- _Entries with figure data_

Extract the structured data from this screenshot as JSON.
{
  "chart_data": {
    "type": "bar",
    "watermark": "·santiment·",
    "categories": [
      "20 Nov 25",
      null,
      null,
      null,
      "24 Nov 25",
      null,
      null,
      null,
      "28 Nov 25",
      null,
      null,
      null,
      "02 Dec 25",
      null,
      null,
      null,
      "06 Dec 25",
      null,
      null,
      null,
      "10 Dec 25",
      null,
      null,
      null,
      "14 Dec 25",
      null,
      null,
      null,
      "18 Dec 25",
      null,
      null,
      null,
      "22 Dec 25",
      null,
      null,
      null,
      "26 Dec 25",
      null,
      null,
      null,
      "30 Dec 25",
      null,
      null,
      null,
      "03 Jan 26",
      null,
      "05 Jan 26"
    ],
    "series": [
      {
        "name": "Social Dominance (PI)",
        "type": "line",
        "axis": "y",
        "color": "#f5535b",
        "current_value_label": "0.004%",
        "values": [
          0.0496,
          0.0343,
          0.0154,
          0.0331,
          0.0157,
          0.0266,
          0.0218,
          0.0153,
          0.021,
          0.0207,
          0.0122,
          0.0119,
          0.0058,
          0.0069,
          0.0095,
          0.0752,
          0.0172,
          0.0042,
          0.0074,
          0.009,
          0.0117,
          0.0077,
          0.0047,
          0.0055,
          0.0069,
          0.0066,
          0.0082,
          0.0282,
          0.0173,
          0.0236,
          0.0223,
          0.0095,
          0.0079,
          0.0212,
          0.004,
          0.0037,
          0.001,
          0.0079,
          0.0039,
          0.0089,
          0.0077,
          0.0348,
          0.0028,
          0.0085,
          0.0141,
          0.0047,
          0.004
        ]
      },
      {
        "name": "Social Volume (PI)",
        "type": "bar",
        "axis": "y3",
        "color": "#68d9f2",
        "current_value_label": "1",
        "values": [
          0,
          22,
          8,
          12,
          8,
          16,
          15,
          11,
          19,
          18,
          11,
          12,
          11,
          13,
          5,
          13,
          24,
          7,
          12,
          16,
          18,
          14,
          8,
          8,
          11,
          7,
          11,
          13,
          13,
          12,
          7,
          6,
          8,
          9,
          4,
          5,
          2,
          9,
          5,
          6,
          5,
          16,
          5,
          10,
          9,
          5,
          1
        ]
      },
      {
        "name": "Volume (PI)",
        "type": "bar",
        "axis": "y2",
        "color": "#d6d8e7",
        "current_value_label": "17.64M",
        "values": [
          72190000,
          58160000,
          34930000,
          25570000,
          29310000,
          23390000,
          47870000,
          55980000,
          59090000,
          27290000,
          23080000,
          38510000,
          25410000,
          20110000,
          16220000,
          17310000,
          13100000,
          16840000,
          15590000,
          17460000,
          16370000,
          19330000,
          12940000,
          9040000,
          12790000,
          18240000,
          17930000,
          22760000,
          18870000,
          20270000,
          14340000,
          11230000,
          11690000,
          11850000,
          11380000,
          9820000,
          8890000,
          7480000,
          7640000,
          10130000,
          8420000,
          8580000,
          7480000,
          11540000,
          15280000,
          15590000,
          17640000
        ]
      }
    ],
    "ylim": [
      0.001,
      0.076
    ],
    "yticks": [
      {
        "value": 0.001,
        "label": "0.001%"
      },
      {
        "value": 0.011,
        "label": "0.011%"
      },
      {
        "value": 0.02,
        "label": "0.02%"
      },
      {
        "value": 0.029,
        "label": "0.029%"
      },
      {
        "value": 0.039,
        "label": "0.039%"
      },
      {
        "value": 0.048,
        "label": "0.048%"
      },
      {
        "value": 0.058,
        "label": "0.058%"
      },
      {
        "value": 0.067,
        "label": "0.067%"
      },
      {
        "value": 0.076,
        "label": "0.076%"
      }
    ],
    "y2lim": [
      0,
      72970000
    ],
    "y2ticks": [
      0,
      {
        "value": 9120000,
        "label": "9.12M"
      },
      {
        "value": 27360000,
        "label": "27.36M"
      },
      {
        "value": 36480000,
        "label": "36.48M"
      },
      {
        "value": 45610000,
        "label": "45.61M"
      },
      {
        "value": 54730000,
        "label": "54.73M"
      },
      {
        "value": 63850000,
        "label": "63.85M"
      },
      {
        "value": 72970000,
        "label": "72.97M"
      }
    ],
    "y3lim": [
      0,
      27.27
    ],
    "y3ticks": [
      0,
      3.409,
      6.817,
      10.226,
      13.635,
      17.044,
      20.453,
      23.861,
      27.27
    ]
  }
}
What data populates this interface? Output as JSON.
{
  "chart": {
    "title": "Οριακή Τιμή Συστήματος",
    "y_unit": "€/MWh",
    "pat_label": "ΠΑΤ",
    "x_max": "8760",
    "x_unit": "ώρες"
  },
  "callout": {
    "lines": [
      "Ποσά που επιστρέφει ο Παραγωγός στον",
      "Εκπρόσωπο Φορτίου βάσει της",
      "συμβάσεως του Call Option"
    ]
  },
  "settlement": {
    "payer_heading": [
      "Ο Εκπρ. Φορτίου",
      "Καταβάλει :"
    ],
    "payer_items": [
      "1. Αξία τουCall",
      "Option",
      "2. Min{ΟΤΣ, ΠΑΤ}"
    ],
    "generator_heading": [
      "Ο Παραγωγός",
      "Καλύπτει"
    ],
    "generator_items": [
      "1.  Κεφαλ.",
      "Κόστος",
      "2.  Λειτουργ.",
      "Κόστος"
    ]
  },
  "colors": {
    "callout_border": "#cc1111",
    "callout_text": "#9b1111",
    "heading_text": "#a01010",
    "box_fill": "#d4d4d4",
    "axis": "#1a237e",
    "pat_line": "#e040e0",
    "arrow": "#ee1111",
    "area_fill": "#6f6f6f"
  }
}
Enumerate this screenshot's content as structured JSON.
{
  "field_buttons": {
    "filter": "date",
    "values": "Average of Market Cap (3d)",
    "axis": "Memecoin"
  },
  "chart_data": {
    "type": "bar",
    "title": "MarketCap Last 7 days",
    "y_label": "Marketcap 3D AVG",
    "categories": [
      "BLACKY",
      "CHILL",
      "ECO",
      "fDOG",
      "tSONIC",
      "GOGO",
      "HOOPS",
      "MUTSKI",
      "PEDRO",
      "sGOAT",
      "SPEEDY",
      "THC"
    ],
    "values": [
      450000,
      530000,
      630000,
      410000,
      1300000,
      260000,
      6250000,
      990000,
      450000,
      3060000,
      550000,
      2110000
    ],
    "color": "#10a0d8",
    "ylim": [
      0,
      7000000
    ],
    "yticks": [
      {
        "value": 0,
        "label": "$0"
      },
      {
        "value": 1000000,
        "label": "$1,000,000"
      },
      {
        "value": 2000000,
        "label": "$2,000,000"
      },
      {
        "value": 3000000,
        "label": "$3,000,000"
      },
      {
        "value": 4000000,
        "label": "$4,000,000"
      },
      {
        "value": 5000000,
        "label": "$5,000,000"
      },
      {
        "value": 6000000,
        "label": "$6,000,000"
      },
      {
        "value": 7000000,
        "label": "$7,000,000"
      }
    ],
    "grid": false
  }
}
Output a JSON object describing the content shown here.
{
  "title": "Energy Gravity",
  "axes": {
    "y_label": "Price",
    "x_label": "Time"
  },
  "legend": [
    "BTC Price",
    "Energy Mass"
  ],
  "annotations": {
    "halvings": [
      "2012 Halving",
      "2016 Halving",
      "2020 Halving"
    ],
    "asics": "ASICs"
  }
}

- _Task description_
Return all of the entries word for word.

- _Answer for this exercise_
Extract the structured data from this screenshot as JSON.
{
  "chart_data": {
    "type": "bar",
    "watermark": "·santiment·",
    "categories": [
      "20 Nov 25",
      null,
      null,
      null,
      "24 Nov 25",
      null,
      null,
      null,
      "28 Nov 25",
      null,
      null,
      null,
      "02 Dec 25",
      null,
      null,
      null,
      "06 Dec 25",
      null,
      null,
      null,
      "10 Dec 25",
      null,
      null,
      null,
      "14 Dec 25",
      null,
      null,
      null,
      "18 Dec 25",
      null,
      null,
      null,
      "22 Dec 25",
      null,
      null,
      null,
      "26 Dec 25",
      null,
      null,
      null,
      "30 Dec 25",
      null,
      null,
      null,
      "03 Jan 26",
      null,
      "05 Jan 26"
    ],
    "series": [
      {
        "name": "Social Dominance (PI)",
        "type": "line",
        "axis": "y",
        "color": "#f5535b",
        "current_value_label": "0.004%",
        "values": [
          0.0496,
          0.0343,
          0.0154,
          0.0331,
          0.0157,
          0.0266,
          0.0218,
          0.0153,
          0.021,
          0.0207,
          0.0122,
          0.0119,
          0.0058,
          0.0069,
          0.0095,
          0.0752,
          0.0172,
          0.0042,
          0.0074,
          0.009,
          0.0117,
          0.0077,
          0.0047,
          0.0055,
          0.0069,
          0.0066,
          0.0082,
          0.0282,
          0.0173,
          0.0236,
          0.0223,
          0.0095,
          0.0079,
          0.0212,
          0.004,
          0.0037,
          0.001,
          0.0079,
          0.0039,
          0.0089,
          0.0077,
          0.0348,
          0.0028,
          0.0085,
          0.0141,
          0.0047,
          0.004
        ]
      },
      {
        "name": "Social Volume (PI)",
        "type": "bar",
        "axis": "y3",
        "color": "#68d9f2",
        "current_value_label": "1",
        "values": [
          0,
          22,
          8,
          12,
          8,
          16,
          15,
          11,
          19,
          18,
          11,
          12,
          11,
          13,
          5,
          13,
          24,
          7,
          12,
          16,
          18,
          14,
          8,
          8,
          11,
          7,
          11,
          13,
          13,
          12,
          7,
          6,
          8,
          9,
          4,
          5,
          2,
          9,
          5,
          6,
          5,
          16,
          5,
          10,
          9,
          5,
          1
        ]
      },
      {
        "name": "Volume (PI)",
        "type": "bar",
        "axis": "y2",
        "color": "#d6d8e7",
        "current_value_label": "17.64M",
        "values": [
          72190000,
          58160000,
          34930000,
          25570000,
          29310000,
          23390000,
          47870000,
          55980000,
          59090000,
          27290000,
          23080000,
          38510000,
          25410000,
          20110000,
          16220000,
          17310000,
          13100000,
          16840000,
          15590000,
          17460000,
          16370000,
          19330000,
          12940000,
          9040000,
          12790000,
          18240000,
          17930000,
          22760000,
          18870000,
          20270000,
          14340000,
          11230000,
          11690000,
          11850000,
          11380000,
          9820000,
          8890000,
          7480000,
          7640000,
          10130000,
          8420000,
          8580000,
          7480000,
          11540000,
          15280000,
          15590000,
          17640000
        ]
      }
    ],
    "ylim": [
      0.001,
      0.076
    ],
    "yticks": [
      {
        "value": 0.001,
        "label": "0.001%"
      },
      {
        "value": 0.011,
        "label": "0.011%"
      },
      {
        "value": 0.02,
        "label": "0.02%"
      },
      {
        "value": 0.029,
        "label": "0.029%"
      },
      {
        "value": 0.039,
        "label": "0.039%"
      },
      {
        "value": 0.048,
        "label": "0.048%"
      },
      {
        "value": 0.058,
        "label": "0.058%"
      },
      {
        "value": 0.067,
        "label": "0.067%"
      },
      {
        "value": 0.076,
        "label": "0.076%"
      }
    ],
    "y2lim": [
      0,
      72970000
    ],
    "y2ticks": [
      0,
      {
        "value": 9120000,
        "label": "9.12M"
      },
      {
        "value": 27360000,
        "label": "27.36M"
      },
      {
        "value": 36480000,
        "label": "36.48M"
      },
      {
        "value": 45610000,
        "label": "45.61M"
      },
      {
        "value": 54730000,
        "label": "54.73M"
      },
      {
        "value": 63850000,
        "label": "63.85M"
      },
      {
        "value": 72970000,
        "label": "72.97M"
      }
    ],
    "y3lim": [
      0,
      27.27
    ],
    "y3ticks": [
      0,
      3.409,
      6.817,
      10.226,
      13.635,
      17.044,
      20.453,
      23.861,
      27.27
    ]
  }
}
What data populates this interface? Output as JSON.
{
  "chart": {
    "title": "Οριακή Τιμή Συστήματος",
    "y_unit": "€/MWh",
    "pat_label": "ΠΑΤ",
    "x_max": "8760",
    "x_unit": "ώρες"
  },
  "callout": {
    "lines": [
      "Ποσά που επιστρέφει ο Παραγωγός στον",
      "Εκπρόσωπο Φορτίου βάσει της",
      "συμβάσεως του Call Option"
    ]
  },
  "settlement": {
    "payer_heading": [
      "Ο Εκπρ. Φορτίου",
      "Καταβάλει :"
    ],
    "payer_items": [
      "1. Αξία τουCall",
      "Option",
      "2. Min{ΟΤΣ, ΠΑΤ}"
    ],
    "generator_heading": [
      "Ο Παραγωγός",
      "Καλύπτει"
    ],
    "generator_items": [
      "1.  Κεφαλ.",
      "Κόστος",
      "2.  Λειτουργ.",
      "Κόστος"
    ]
  },
  "colors": {
    "callout_border": "#cc1111",
    "callout_text": "#9b1111",
    "heading_text": "#a01010",
    "box_fill": "#d4d4d4",
    "axis": "#1a237e",
    "pat_line": "#e040e0",
    "arrow": "#ee1111",
    "area_fill": "#6f6f6f"
  }
}
Enumerate this screenshot's content as structured JSON.
{
  "field_buttons": {
    "filter": "date",
    "values": "Average of Market Cap (3d)",
    "axis": "Memecoin"
  },
  "chart_data": {
    "type": "bar",
    "title": "MarketCap Last 7 days",
    "y_label": "Marketcap 3D AVG",
    "categories": [
      "BLACKY",
      "CHILL",
      "ECO",
      "fDOG",
      "tSONIC",
      "GOGO",
      "HOOPS",
      "MUTSKI",
      "PEDRO",
      "sGOAT",
      "SPEEDY",
      "THC"
    ],
    "values": [
      450000,
      530000,
      630000,
      410000,
      1300000,
      260000,
      6250000,
      990000,
      450000,
      3060000,
      550000,
      2110000
    ],
    "color": "#10a0d8",
    "ylim": [
      0,
      7000000
    ],
    "yticks": [
      {
        "value": 0,
        "label": "$0"
      },
      {
        "value": 1000000,
        "label": "$1,000,000"
      },
      {
        "value": 2000000,
        "label": "$2,000,000"
      },
      {
        "value": 3000000,
        "label": "$3,000,000"
      },
      {
        "value": 4000000,
        "label": "$4,000,000"
      },
      {
        "value": 5000000,
        "label": "$5,000,000"
      },
      {
        "value": 6000000,
        "label": "$6,000,000"
      },
      {
        "value": 7000000,
        "label": "$7,000,000"
      }
    ],
    "grid": false
  }
}
Output a JSON object describing the content shown here.
{
  "title": "Energy Gravity",
  "axes": {
    "y_label": "Price",
    "x_label": "Time"
  },
  "legend": [
    "BTC Price",
    "Energy Mass"
  ],
  "annotations": {
    "halvings": [
      "2012 Halving",
      "2016 Halving",
      "2020 Halving"
    ],
    "asics": "ASICs"
  }
}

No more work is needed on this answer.